--- Start of Material for the task ---

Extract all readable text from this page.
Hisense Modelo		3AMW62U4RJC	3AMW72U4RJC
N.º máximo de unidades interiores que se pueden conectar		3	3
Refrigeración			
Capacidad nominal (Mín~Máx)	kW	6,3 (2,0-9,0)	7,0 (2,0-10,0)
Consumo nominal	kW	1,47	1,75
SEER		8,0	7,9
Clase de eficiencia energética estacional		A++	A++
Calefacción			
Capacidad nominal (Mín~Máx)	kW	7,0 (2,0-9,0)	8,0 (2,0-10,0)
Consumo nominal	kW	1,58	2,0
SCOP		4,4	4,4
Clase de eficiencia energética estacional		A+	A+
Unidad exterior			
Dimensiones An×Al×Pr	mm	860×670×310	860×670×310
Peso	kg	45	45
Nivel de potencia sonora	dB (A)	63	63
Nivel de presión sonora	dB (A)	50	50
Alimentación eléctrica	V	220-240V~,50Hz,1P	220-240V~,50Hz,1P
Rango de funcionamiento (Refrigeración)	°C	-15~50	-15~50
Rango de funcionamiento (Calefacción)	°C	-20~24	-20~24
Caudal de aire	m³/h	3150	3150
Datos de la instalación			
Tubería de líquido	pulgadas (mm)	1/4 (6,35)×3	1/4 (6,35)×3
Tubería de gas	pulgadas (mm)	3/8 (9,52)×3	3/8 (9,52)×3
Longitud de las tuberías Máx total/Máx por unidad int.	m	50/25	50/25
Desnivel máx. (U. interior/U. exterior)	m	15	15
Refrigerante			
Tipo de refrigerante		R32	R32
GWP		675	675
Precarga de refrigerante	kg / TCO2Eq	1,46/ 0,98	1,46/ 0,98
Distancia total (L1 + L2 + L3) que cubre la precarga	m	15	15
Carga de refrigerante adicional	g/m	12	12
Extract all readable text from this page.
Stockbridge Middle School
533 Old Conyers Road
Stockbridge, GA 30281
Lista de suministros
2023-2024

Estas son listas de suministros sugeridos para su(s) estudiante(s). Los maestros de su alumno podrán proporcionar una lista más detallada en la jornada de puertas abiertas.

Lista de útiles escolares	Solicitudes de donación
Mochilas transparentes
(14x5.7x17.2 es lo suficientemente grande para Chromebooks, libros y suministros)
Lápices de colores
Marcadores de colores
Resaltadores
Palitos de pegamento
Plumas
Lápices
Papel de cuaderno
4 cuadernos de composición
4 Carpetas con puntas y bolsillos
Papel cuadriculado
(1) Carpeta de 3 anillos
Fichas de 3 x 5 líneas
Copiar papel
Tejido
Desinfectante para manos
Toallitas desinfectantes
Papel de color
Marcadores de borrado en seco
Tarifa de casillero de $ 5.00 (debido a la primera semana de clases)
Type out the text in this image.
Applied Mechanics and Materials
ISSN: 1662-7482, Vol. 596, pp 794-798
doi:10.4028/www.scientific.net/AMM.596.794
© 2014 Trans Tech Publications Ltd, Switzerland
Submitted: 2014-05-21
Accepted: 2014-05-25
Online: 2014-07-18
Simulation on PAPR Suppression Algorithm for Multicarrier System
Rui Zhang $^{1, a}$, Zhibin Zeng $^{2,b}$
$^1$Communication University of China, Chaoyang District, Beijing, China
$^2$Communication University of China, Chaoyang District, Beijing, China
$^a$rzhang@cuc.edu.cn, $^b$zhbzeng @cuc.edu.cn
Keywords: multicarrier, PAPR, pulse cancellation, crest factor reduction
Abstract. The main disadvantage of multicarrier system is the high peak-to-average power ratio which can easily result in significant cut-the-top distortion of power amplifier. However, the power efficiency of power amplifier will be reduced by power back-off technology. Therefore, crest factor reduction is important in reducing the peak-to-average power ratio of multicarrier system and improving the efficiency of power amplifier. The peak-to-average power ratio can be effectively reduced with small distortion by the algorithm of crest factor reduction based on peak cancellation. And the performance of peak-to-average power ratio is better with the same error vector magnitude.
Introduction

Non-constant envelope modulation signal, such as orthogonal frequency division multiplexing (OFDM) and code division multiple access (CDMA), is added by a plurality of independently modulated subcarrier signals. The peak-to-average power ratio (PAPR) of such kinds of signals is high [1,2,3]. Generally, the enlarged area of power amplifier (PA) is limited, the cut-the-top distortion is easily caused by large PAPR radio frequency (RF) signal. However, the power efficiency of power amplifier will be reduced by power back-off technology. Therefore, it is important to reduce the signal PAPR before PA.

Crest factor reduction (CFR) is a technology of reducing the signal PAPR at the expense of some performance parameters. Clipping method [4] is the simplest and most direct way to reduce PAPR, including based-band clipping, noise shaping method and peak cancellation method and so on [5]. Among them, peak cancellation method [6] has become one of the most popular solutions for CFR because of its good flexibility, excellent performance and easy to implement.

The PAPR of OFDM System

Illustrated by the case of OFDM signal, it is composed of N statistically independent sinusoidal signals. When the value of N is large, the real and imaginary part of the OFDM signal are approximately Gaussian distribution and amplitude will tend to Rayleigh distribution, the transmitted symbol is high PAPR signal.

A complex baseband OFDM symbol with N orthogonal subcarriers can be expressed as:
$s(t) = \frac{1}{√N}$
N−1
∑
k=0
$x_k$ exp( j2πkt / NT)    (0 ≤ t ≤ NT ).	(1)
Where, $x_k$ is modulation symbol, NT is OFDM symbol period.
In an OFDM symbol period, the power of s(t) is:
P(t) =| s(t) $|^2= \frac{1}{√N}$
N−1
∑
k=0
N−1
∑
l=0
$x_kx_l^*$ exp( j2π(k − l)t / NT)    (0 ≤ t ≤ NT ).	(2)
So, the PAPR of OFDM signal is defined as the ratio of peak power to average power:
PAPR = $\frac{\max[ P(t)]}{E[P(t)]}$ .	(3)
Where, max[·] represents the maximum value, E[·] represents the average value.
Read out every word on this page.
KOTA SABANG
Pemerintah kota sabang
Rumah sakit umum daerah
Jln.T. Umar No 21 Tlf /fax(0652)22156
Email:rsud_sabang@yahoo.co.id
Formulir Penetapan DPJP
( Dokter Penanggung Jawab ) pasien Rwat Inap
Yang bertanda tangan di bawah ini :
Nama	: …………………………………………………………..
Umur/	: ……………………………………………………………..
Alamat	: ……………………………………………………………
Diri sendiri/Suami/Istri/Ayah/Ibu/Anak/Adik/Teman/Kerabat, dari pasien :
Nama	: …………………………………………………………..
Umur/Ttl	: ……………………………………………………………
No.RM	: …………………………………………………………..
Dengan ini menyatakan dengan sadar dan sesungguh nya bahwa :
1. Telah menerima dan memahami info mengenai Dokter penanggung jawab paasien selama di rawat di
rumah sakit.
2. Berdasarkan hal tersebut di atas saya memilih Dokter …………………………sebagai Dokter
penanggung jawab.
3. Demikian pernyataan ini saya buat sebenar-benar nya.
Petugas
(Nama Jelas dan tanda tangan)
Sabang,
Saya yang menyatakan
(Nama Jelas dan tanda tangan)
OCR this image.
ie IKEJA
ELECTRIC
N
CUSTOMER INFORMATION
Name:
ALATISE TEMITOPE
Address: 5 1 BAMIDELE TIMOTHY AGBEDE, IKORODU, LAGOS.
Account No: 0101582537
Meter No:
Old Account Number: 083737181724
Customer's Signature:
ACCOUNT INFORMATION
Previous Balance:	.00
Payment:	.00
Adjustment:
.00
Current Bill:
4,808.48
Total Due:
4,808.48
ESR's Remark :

--- End of Material for the task ---

Objective — From the listing above, copy out each line where the word "menyatakan" appears.

The completed task —
Dengan ini menyatakan dengan sadar dan sesungguh nya bahwa :
Saya yang menyatakan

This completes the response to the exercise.